* _Directions for this task_
Present the data once more in exactly its original form.

* _Listing_
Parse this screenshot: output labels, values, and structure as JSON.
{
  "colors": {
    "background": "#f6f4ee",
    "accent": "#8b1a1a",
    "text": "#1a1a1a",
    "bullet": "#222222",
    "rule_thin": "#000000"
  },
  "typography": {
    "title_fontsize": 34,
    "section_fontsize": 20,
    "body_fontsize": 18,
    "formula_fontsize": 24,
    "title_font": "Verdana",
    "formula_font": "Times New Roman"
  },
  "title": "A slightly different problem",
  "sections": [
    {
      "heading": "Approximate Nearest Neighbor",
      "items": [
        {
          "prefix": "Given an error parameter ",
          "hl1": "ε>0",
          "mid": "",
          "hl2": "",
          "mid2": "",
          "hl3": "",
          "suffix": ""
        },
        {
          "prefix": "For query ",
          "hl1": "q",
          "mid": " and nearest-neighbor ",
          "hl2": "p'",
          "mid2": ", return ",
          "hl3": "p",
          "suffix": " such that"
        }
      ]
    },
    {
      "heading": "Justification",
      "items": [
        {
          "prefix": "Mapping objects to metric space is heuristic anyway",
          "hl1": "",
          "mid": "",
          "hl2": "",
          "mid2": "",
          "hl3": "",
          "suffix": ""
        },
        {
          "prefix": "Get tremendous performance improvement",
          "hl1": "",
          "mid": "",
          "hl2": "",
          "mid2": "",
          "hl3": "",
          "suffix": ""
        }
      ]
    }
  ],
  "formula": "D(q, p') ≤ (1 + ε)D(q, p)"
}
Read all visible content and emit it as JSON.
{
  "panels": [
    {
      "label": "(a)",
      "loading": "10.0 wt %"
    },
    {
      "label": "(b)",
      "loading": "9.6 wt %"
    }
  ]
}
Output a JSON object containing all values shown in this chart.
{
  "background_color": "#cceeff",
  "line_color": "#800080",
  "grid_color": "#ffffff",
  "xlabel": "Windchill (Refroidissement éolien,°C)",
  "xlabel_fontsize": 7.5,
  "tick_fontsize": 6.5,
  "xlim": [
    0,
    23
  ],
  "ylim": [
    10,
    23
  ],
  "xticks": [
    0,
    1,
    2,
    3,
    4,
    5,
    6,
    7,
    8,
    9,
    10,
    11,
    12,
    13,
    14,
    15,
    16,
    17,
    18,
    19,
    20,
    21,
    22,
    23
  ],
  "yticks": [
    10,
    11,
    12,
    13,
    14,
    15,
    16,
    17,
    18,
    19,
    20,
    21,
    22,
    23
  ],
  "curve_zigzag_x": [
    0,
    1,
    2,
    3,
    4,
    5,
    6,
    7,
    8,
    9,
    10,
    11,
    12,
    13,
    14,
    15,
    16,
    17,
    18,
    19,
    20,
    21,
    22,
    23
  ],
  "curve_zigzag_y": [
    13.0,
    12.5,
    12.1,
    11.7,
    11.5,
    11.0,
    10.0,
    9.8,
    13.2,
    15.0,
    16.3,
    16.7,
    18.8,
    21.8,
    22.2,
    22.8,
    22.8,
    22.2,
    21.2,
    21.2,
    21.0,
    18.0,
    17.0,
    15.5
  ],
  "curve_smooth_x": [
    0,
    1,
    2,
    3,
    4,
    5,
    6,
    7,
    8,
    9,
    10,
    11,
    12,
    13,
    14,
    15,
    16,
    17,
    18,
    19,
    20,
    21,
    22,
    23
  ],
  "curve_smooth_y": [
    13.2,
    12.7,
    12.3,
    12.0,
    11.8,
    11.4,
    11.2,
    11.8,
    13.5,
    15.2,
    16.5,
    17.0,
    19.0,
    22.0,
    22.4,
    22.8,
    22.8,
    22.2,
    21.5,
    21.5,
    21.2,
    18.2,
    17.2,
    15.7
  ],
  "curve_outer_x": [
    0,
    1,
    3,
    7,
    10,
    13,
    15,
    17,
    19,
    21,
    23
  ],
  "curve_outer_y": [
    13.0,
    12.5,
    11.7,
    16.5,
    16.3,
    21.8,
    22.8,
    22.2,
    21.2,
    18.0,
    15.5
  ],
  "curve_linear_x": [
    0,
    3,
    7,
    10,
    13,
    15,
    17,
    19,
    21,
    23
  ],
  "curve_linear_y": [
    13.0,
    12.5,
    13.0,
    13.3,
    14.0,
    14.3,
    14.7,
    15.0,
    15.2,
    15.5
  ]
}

* _Exercise response_
Parse this screenshot: output labels, values, and structure as JSON.
{
  "colors": {
    "background": "#f6f4ee",
    "accent": "#8b1a1a",
    "text": "#1a1a1a",
    "bullet": "#222222",
    "rule_thin": "#000000"
  },
  "typography": {
    "title_fontsize": 34,
    "section_fontsize": 20,
    "body_fontsize": 18,
    "formula_fontsize": 24,
    "title_font": "Verdana",
    "formula_font": "Times New Roman"
  },
  "title": "A slightly different problem",
  "sections": [
    {
      "heading": "Approximate Nearest Neighbor",
      "items": [
        {
          "prefix": "Given an error parameter ",
          "hl1": "ε>0",
          "mid": "",
          "hl2": "",
          "mid2": "",
          "hl3": "",
          "suffix": ""
        },
        {
          "prefix": "For query ",
          "hl1": "q",
          "mid": " and nearest-neighbor ",
          "hl2": "p'",
          "mid2": ", return ",
          "hl3": "p",
          "suffix": " such that"
        }
      ]
    },
    {
      "heading": "Justification",
      "items": [
        {
          "prefix": "Mapping objects to metric space is heuristic anyway",
          "hl1": "",
          "mid": "",
          "hl2": "",
          "mid2": "",
          "hl3": "",
          "suffix": ""
        },
        {
          "prefix": "Get tremendous performance improvement",
          "hl1": "",
          "mid": "",
          "hl2": "",
          "mid2": "",
          "hl3": "",
          "suffix": ""
        }
      ]
    }
  ],
  "formula": "D(q, p') ≤ (1 + ε)D(q, p)"
}
Read all visible content and emit it as JSON.
{
  "panels": [
    {
      "label": "(a)",
      "loading": "10.0 wt %"
    },
    {
      "label": "(b)",
      "loading": "9.6 wt %"
    }
  ]
}
Output a JSON object containing all values shown in this chart.
{
  "background_color": "#cceeff",
  "line_color": "#800080",
  "grid_color": "#ffffff",
  "xlabel": "Windchill (Refroidissement éolien,°C)",
  "xlabel_fontsize": 7.5,
  "tick_fontsize": 6.5,
  "xlim": [
    0,
    23
  ],
  "ylim": [
    10,
    23
  ],
  "xticks": [
    0,
    1,
    2,
    3,
    4,
    5,
    6,
    7,
    8,
    9,
    10,
    11,
    12,
    13,
    14,
    15,
    16,
    17,
    18,
    19,
    20,
    21,
    22,
    23
  ],
  "yticks": [
    10,
    11,
    12,
    13,
    14,
    15,
    16,
    17,
    18,
    19,
    20,
    21,
    22,
    23
  ],
  "curve_zigzag_x": [
    0,
    1,
    2,
    3,
    4,
    5,
    6,
    7,
    8,
    9,
    10,
    11,
    12,
    13,
    14,
    15,
    16,
    17,
    18,
    19,
    20,
    21,
    22,
    23
  ],
  "curve_zigzag_y": [
    13.0,
    12.5,
    12.1,
    11.7,
    11.5,
    11.0,
    10.0,
    9.8,
    13.2,
    15.0,
    16.3,
    16.7,
    18.8,
    21.8,
    22.2,
    22.8,
    22.8,
    22.2,
    21.2,
    21.2,
    21.0,
    18.0,
    17.0,
    15.5
  ],
  "curve_smooth_x": [
    0,
    1,
    2,
    3,
    4,
    5,
    6,
    7,
    8,
    9,
    10,
    11,
    12,
    13,
    14,
    15,
    16,
    17,
    18,
    19,
    20,
    21,
    22,
    23
  ],
  "curve_smooth_y": [
    13.2,
    12.7,
    12.3,
    12.0,
    11.8,
    11.4,
    11.2,
    11.8,
    13.5,
    15.2,
    16.5,
    17.0,
    19.0,
    22.0,
    22.4,
    22.8,
    22.8,
    22.2,
    21.5,
    21.5,
    21.2,
    18.2,
    17.2,
    15.7
  ],
  "curve_outer_x": [
    0,
    1,
    3,
    7,
    10,
    13,
    15,
    17,
    19,
    21,
    23
  ],
  "curve_outer_y": [
    13.0,
    12.5,
    11.7,
    16.5,
    16.3,
    21.8,
    22.8,
    22.2,
    21.2,
    18.0,
    15.5
  ],
  "curve_linear_x": [
    0,
    3,
    7,
    10,
    13,
    15,
    17,
    19,
    21,
    23
  ],
  "curve_linear_y": [
    13.0,
    12.5,
    13.0,
    13.3,
    14.0,
    14.3,
    14.7,
    15.0,
    15.2,
    15.5
  ]
}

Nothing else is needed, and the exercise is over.